Available data ::
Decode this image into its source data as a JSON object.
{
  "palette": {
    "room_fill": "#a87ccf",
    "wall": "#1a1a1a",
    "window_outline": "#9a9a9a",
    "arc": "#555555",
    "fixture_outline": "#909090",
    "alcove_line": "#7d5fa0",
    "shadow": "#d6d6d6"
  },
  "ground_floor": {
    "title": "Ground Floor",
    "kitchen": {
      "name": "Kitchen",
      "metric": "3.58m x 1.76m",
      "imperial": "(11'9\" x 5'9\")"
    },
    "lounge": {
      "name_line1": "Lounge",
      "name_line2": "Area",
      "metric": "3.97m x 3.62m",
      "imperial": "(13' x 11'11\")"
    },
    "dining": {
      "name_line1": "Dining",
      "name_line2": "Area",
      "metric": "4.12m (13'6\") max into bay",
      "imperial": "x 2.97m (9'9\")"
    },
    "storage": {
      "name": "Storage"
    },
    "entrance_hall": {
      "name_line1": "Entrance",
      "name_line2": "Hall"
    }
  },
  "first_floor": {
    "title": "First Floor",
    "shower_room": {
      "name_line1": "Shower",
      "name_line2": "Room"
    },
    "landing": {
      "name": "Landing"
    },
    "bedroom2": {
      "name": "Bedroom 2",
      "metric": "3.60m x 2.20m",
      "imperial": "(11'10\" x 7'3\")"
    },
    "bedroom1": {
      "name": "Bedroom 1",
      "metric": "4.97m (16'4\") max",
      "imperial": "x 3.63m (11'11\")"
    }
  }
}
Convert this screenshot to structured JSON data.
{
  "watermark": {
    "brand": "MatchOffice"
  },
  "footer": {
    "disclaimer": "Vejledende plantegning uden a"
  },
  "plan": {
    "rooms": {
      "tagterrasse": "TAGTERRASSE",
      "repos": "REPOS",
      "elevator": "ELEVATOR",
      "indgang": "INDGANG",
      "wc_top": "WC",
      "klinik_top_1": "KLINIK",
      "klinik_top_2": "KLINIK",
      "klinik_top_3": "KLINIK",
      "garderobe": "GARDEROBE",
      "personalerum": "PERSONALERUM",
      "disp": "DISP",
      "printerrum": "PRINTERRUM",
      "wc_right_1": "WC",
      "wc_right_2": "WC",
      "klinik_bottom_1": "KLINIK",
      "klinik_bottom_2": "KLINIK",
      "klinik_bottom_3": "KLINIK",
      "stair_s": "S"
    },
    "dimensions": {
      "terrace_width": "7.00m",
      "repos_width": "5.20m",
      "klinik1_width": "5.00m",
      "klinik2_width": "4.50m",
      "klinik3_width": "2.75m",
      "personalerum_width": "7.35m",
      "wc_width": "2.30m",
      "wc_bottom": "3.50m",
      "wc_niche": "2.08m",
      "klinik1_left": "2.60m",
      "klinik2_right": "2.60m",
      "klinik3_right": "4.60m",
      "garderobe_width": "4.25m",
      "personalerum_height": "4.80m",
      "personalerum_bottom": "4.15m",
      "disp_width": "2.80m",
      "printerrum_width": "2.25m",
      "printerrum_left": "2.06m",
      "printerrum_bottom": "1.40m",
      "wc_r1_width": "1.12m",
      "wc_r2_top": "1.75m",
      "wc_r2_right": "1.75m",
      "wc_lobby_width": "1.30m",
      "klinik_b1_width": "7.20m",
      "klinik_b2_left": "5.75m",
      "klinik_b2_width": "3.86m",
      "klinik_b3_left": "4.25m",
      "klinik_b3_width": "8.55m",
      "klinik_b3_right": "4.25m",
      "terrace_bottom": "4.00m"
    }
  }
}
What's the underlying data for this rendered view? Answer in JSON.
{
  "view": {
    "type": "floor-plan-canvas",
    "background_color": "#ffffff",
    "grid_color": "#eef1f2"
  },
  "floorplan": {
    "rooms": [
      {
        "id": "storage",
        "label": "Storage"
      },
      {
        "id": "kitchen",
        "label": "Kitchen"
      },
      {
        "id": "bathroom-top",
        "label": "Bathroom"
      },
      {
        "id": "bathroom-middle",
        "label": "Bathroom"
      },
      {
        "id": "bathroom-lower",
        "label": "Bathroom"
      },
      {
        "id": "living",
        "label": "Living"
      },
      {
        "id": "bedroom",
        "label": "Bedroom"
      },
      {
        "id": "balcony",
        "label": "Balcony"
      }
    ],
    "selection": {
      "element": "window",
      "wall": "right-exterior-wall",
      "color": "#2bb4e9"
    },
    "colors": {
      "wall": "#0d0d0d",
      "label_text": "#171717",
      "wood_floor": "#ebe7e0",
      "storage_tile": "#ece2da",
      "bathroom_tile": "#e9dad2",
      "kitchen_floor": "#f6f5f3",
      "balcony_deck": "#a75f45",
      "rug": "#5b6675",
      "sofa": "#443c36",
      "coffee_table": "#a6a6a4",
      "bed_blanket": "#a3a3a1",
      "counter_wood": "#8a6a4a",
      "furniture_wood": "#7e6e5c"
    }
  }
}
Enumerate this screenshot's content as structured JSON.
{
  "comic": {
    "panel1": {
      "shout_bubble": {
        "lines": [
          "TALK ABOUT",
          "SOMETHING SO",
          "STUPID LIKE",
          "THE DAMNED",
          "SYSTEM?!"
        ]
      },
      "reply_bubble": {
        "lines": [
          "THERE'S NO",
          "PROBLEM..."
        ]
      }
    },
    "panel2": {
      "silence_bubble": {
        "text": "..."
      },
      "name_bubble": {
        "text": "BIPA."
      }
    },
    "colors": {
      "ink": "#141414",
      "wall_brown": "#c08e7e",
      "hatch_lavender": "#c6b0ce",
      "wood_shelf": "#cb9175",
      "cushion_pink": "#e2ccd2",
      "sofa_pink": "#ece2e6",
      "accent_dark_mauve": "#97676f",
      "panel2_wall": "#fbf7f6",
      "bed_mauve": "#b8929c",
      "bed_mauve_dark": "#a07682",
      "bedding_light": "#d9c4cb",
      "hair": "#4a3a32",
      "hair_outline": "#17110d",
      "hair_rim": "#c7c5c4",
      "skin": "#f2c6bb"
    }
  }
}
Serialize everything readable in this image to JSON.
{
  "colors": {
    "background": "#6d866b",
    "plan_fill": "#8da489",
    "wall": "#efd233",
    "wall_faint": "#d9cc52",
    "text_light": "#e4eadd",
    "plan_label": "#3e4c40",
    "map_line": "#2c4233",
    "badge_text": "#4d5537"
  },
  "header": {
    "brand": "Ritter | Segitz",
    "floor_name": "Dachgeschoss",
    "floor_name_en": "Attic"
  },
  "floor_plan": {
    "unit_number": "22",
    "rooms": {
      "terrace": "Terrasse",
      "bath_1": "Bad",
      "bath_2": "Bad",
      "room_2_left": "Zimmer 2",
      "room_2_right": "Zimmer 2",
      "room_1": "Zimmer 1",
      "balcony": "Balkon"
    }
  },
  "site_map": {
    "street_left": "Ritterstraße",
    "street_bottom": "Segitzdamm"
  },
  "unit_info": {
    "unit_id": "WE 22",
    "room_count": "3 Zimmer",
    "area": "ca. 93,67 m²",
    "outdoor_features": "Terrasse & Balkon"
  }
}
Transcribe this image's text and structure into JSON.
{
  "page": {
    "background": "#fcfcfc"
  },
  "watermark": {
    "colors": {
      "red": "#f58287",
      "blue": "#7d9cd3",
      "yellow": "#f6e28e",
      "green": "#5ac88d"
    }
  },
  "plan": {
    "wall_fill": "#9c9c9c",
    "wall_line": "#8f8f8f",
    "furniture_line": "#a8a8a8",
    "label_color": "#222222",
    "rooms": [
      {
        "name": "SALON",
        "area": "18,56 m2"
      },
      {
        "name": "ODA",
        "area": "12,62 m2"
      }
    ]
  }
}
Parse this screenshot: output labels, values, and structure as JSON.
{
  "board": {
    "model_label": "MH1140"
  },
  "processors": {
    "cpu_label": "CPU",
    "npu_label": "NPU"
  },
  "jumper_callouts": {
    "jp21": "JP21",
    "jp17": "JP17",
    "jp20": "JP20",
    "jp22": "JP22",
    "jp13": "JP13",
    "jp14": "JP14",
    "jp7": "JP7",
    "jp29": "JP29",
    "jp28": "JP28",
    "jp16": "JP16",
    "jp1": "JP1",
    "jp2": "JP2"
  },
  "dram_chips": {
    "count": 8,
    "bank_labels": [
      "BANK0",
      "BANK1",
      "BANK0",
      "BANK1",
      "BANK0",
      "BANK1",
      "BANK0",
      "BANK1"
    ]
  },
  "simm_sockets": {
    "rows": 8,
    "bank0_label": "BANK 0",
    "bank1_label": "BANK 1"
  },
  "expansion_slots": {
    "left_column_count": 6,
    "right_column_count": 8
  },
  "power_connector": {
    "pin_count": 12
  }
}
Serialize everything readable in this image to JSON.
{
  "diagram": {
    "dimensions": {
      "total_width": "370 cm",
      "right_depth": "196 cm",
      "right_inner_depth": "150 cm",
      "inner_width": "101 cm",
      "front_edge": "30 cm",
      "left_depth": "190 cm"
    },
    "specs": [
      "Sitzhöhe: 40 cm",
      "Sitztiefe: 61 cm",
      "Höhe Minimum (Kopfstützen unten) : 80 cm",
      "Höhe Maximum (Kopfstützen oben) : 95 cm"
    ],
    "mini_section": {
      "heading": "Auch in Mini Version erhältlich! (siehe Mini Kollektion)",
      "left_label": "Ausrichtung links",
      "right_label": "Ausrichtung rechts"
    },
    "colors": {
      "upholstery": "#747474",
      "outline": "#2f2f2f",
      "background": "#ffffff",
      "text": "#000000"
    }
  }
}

What to do :: From the entries above, copy every line that holds the word "screenshot".

The answer ::
Convert this screenshot to structured JSON data.
Enumerate this screenshot's content as structured JSON.
Parse this screenshot: output labels, values, and structure as JSON.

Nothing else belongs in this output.